Figure record extracts:
━━━━━━

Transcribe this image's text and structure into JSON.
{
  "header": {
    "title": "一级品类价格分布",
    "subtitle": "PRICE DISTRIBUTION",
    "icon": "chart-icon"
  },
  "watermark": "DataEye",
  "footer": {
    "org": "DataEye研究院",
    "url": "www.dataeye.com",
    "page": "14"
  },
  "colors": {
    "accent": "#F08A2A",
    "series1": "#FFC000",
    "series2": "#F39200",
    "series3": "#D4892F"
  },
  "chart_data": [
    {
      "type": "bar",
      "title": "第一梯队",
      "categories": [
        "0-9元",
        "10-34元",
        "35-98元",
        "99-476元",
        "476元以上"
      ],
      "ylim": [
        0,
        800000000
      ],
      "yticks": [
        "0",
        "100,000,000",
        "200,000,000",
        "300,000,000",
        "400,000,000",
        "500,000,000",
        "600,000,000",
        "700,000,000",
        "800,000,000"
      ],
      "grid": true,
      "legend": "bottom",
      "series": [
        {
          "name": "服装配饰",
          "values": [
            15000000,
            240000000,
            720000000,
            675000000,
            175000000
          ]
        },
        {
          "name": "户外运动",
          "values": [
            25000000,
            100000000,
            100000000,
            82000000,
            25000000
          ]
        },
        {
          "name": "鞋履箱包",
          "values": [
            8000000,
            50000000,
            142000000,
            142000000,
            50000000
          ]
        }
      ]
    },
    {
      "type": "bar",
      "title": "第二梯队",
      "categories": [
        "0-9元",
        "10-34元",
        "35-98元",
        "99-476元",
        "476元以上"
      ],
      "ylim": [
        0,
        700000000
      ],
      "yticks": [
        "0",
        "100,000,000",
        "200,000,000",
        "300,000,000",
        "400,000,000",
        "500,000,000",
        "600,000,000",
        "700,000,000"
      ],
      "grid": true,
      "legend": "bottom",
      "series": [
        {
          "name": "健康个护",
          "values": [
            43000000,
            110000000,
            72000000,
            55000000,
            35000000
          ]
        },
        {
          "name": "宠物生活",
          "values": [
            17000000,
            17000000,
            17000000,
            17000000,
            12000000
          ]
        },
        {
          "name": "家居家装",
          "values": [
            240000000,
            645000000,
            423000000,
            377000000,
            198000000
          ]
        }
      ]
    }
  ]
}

━━━━━━

● **Problem to solve**
Of the lines in the entries above, how many include "name"? Only the number should be given.

● **Answer below**
6